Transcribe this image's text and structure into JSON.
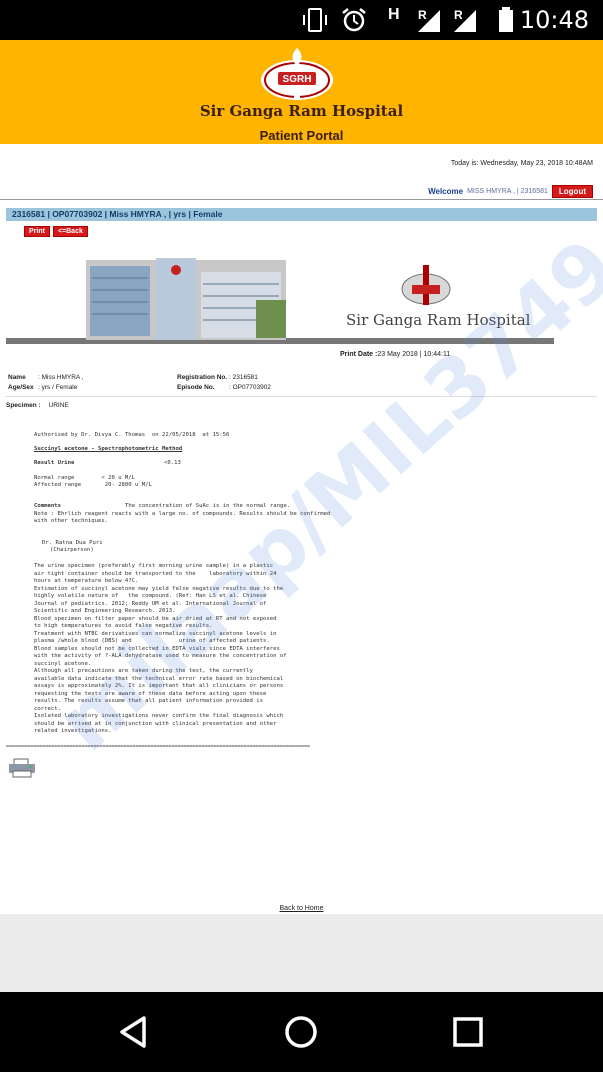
{
  "status_bar": {
    "time": "10:48",
    "signal_label_1": "R",
    "signal_label_2": "R",
    "data_label": "H"
  },
  "header": {
    "logo_text": "SGRH",
    "hospital_name": "Sir Ganga Ram Hospital",
    "portal_title": "Patient Portal",
    "background_color": "#ffb400"
  },
  "session": {
    "today": "Today is: Wednesday, May 23, 2018 10:48AM",
    "welcome_label": "Welcome",
    "welcome_user": "MISS HMYRA , | 2316581",
    "logout_label": "Logout"
  },
  "patient_bar": "2316581 | OP07703902 | Miss HMYRA , | yrs | Female",
  "actions": {
    "print_label": "Print",
    "back_label": "<=Back"
  },
  "banner": {
    "hospital_name": "Sir Ganga Ram Hospital"
  },
  "print_date": {
    "label": "Print Date :",
    "value": "23 May 2018 | 10:44:11"
  },
  "patient_info": {
    "name_label": "Name",
    "name_value": ": Miss HMYRA ,",
    "agesex_label": "Age/Sex",
    "agesex_value": ": yrs / Female",
    "reg_label": "Registration No.",
    "reg_value": ": 2316581",
    "episode_label": "Episode No.",
    "episode_value": ": OP07703902"
  },
  "specimen": {
    "label": "Specimen :",
    "value": "URINE"
  },
  "report": {
    "authorised": "Authorised by Dr. Divya C. Thomas  on 22/05/2018  at 15:56",
    "test_name": "Succinyl acetone - Spectrophotometric Method",
    "result_label": "Result Urine",
    "result_value": "<0.13",
    "normal_range": "Normal range        < 20 u M/L",
    "affected_range": "Affected range       20- 2800 u M/L",
    "comments_label": "Comments",
    "comments_1": "           The concentration of SuAc is in the normal range.",
    "comments_2": "Note : Ehrlich reagent reacts with a large no. of compounds. Results should be confirmed",
    "comments_3": "with other techniques.",
    "doctor_name": "Dr. Ratna Dua Puri",
    "doctor_role": "(Chairperson)",
    "notes": [
      "The urine specimen (preferably first morning urine sample) in a plastic",
      "air tight container should be transported to the    laboratory within 24",
      "hours at temperature below 4?C.",
      "Estimation of succinyl acetone may yield false negative results due to the",
      "highly volatile nature of   the compound. (Ref: Han LS et al. Chinese",
      "Journal of pediatrics. 2012; Reddy UM et al. International Journal of",
      "Scientific and Engineering Research. 2013.",
      "Blood specimen on filter paper should be air dried at RT and not exposed",
      "to high temperatures to avoid false negative results.",
      "Treatment with NTBC derivatives can normalize succinyl acetone levels in",
      "plasma /whole blood (DBS) and              urine of affected patients.",
      "Blood samples should not be collected in EDTA vials since EDTA interferes",
      "with the activity of ?-ALA dehydratase used to measure the concentration of",
      "succinyl acetone.",
      "Although all precautions are taken during the test, the currently",
      "available data indicate that the technical error rate based on biochemical",
      "assays is approximately 2%. It is important that all clinicians or persons",
      "requesting the tests are aware of these data before acting upon these",
      "results. The results assume that all patient information provided is",
      "correct.",
      "Isolated laboratory investigations never confirm the final diagnosis which",
      "should be arrived at in conjunction with clinical presentation and other",
      "related investigations."
    ]
  },
  "separator": "=====================================================================================================",
  "footer": {
    "back_home": "Back to Home"
  },
  "watermark": "milaap/MIL3749"
}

#### Task statement:
From the records above, copy each line in which the string "range" occurs.

#### Result:
    "normal_range": "Normal range        < 20 u M/L",
    "affected_range": "Affected range       20- 2800 u M/L",
    "comments_1": "           The concentration of SuAc is in the normal range.",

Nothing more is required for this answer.